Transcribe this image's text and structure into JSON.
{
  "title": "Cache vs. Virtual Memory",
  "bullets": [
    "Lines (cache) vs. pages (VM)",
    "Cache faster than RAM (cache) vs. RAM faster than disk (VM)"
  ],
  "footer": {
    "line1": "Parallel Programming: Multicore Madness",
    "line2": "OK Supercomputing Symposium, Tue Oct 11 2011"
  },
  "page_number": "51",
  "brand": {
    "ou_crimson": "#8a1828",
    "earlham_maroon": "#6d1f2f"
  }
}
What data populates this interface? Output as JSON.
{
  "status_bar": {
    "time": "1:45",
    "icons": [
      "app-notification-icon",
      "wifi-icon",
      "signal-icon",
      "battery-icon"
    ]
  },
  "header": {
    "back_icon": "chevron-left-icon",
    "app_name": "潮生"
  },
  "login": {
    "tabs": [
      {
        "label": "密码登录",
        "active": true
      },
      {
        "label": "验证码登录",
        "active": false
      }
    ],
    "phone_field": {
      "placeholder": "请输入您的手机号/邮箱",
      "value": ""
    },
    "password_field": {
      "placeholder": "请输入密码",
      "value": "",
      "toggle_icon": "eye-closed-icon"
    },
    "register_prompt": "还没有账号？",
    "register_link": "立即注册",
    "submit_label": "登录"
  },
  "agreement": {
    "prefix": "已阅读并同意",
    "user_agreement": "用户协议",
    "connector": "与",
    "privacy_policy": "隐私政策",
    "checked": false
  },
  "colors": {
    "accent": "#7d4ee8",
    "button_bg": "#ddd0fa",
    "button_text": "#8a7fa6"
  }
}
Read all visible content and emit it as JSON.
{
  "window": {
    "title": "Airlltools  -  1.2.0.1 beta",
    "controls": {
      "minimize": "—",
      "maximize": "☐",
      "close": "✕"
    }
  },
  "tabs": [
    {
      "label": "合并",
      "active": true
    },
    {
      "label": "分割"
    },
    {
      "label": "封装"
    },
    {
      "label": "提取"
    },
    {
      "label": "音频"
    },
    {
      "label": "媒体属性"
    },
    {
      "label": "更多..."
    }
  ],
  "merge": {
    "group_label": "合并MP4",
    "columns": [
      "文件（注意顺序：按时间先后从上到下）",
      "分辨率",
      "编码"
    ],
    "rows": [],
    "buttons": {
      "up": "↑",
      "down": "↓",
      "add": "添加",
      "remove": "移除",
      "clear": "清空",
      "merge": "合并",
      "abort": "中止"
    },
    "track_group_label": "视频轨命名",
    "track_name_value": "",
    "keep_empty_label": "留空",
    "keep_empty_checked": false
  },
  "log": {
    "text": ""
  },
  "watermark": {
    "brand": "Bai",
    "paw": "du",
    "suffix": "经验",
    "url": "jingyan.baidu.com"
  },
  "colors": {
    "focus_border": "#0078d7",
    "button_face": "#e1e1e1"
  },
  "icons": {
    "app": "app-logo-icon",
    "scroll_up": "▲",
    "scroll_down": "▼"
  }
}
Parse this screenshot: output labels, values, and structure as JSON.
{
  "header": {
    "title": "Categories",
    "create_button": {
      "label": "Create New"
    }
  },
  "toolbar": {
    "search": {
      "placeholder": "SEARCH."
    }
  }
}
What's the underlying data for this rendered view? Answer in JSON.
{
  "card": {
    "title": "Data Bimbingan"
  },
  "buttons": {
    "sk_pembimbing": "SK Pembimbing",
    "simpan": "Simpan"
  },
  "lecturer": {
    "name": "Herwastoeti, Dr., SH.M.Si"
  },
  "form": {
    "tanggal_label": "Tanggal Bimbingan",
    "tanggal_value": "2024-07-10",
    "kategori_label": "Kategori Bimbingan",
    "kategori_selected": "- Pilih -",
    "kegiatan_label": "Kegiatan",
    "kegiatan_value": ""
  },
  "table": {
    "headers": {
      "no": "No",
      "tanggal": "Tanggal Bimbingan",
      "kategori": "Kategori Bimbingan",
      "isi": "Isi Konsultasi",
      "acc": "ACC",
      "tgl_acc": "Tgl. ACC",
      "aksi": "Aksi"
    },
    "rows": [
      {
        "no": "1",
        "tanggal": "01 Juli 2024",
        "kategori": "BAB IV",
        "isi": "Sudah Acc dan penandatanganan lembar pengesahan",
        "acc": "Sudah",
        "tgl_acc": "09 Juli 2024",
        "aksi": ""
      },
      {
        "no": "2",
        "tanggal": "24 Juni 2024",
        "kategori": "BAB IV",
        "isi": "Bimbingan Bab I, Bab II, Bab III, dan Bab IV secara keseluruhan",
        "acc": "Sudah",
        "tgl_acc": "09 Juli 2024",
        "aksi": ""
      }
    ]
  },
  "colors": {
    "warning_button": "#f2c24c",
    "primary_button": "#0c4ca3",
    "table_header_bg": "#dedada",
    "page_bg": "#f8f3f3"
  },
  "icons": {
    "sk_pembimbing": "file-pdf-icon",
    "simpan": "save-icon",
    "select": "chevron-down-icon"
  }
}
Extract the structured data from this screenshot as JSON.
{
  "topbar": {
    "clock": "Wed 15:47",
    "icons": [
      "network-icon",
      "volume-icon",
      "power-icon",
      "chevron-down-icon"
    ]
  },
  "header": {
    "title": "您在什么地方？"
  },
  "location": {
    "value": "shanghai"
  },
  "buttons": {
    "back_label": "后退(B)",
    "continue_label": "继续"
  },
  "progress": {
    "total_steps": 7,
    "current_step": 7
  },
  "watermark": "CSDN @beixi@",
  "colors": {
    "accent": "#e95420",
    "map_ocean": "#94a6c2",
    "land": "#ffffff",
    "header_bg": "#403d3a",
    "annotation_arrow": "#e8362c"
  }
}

-*-

*Goal*. Every record above needs to be repeated word for word.

*Correct result*.
Transcribe this image's text and structure into JSON.
{
  "title": "Cache vs. Virtual Memory",
  "bullets": [
    "Lines (cache) vs. pages (VM)",
    "Cache faster than RAM (cache) vs. RAM faster than disk (VM)"
  ],
  "footer": {
    "line1": "Parallel Programming: Multicore Madness",
    "line2": "OK Supercomputing Symposium, Tue Oct 11 2011"
  },
  "page_number": "51",
  "brand": {
    "ou_crimson": "#8a1828",
    "earlham_maroon": "#6d1f2f"
  }
}
What data populates this interface? Output as JSON.
{
  "status_bar": {
    "time": "1:45",
    "icons": [
      "app-notification-icon",
      "wifi-icon",
      "signal-icon",
      "battery-icon"
    ]
  },
  "header": {
    "back_icon": "chevron-left-icon",
    "app_name": "潮生"
  },
  "login": {
    "tabs": [
      {
        "label": "密码登录",
        "active": true
      },
      {
        "label": "验证码登录",
        "active": false
      }
    ],
    "phone_field": {
      "placeholder": "请输入您的手机号/邮箱",
      "value": ""
    },
    "password_field": {
      "placeholder": "请输入密码",
      "value": "",
      "toggle_icon": "eye-closed-icon"
    },
    "register_prompt": "还没有账号？",
    "register_link": "立即注册",
    "submit_label": "登录"
  },
  "agreement": {
    "prefix": "已阅读并同意",
    "user_agreement": "用户协议",
    "connector": "与",
    "privacy_policy": "隐私政策",
    "checked": false
  },
  "colors": {
    "accent": "#7d4ee8",
    "button_bg": "#ddd0fa",
    "button_text": "#8a7fa6"
  }
}
Read all visible content and emit it as JSON.
{
  "window": {
    "title": "Airlltools  -  1.2.0.1 beta",
    "controls": {
      "minimize": "—",
      "maximize": "☐",
      "close": "✕"
    }
  },
  "tabs": [
    {
      "label": "合并",
      "active": true
    },
    {
      "label": "分割"
    },
    {
      "label": "封装"
    },
    {
      "label": "提取"
    },
    {
      "label": "音频"
    },
    {
      "label": "媒体属性"
    },
    {
      "label": "更多..."
    }
  ],
  "merge": {
    "group_label": "合并MP4",
    "columns": [
      "文件（注意顺序：按时间先后从上到下）",
      "分辨率",
      "编码"
    ],
    "rows": [],
    "buttons": {
      "up": "↑",
      "down": "↓",
      "add": "添加",
      "remove": "移除",
      "clear": "清空",
      "merge": "合并",
      "abort": "中止"
    },
    "track_group_label": "视频轨命名",
    "track_name_value": "",
    "keep_empty_label": "留空",
    "keep_empty_checked": false
  },
  "log": {
    "text": ""
  },
  "watermark": {
    "brand": "Bai",
    "paw": "du",
    "suffix": "经验",
    "url": "jingyan.baidu.com"
  },
  "colors": {
    "focus_border": "#0078d7",
    "button_face": "#e1e1e1"
  },
  "icons": {
    "app": "app-logo-icon",
    "scroll_up": "▲",
    "scroll_down": "▼"
  }
}
Parse this screenshot: output labels, values, and structure as JSON.
{
  "header": {
    "title": "Categories",
    "create_button": {
      "label": "Create New"
    }
  },
  "toolbar": {
    "search": {
      "placeholder": "SEARCH."
    }
  }
}
What's the underlying data for this rendered view? Answer in JSON.
{
  "card": {
    "title": "Data Bimbingan"
  },
  "buttons": {
    "sk_pembimbing": "SK Pembimbing",
    "simpan": "Simpan"
  },
  "lecturer": {
    "name": "Herwastoeti, Dr., SH.M.Si"
  },
  "form": {
    "tanggal_label": "Tanggal Bimbingan",
    "tanggal_value": "2024-07-10",
    "kategori_label": "Kategori Bimbingan",
    "kategori_selected": "- Pilih -",
    "kegiatan_label": "Kegiatan",
    "kegiatan_value": ""
  },
  "table": {
    "headers": {
      "no": "No",
      "tanggal": "Tanggal Bimbingan",
      "kategori": "Kategori Bimbingan",
      "isi": "Isi Konsultasi",
      "acc": "ACC",
      "tgl_acc": "Tgl. ACC",
      "aksi": "Aksi"
    },
    "rows": [
      {
        "no": "1",
        "tanggal": "01 Juli 2024",
        "kategori": "BAB IV",
        "isi": "Sudah Acc dan penandatanganan lembar pengesahan",
        "acc": "Sudah",
        "tgl_acc": "09 Juli 2024",
        "aksi": ""
      },
      {
        "no": "2",
        "tanggal": "24 Juni 2024",
        "kategori": "BAB IV",
        "isi": "Bimbingan Bab I, Bab II, Bab III, dan Bab IV secara keseluruhan",
        "acc": "Sudah",
        "tgl_acc": "09 Juli 2024",
        "aksi": ""
      }
    ]
  },
  "colors": {
    "warning_button": "#f2c24c",
    "primary_button": "#0c4ca3",
    "table_header_bg": "#dedada",
    "page_bg": "#f8f3f3"
  },
  "icons": {
    "sk_pembimbing": "file-pdf-icon",
    "simpan": "save-icon",
    "select": "chevron-down-icon"
  }
}
Extract the structured data from this screenshot as JSON.
{
  "topbar": {
    "clock": "Wed 15:47",
    "icons": [
      "network-icon",
      "volume-icon",
      "power-icon",
      "chevron-down-icon"
    ]
  },
  "header": {
    "title": "您在什么地方？"
  },
  "location": {
    "value": "shanghai"
  },
  "buttons": {
    "back_label": "后退(B)",
    "continue_label": "继续"
  },
  "progress": {
    "total_steps": 7,
    "current_step": 7
  },
  "watermark": "CSDN @beixi@",
  "colors": {
    "accent": "#e95420",
    "map_ocean": "#94a6c2",
    "land": "#ffffff",
    "header_bg": "#403d3a",
    "annotation_arrow": "#e8362c"
  }
}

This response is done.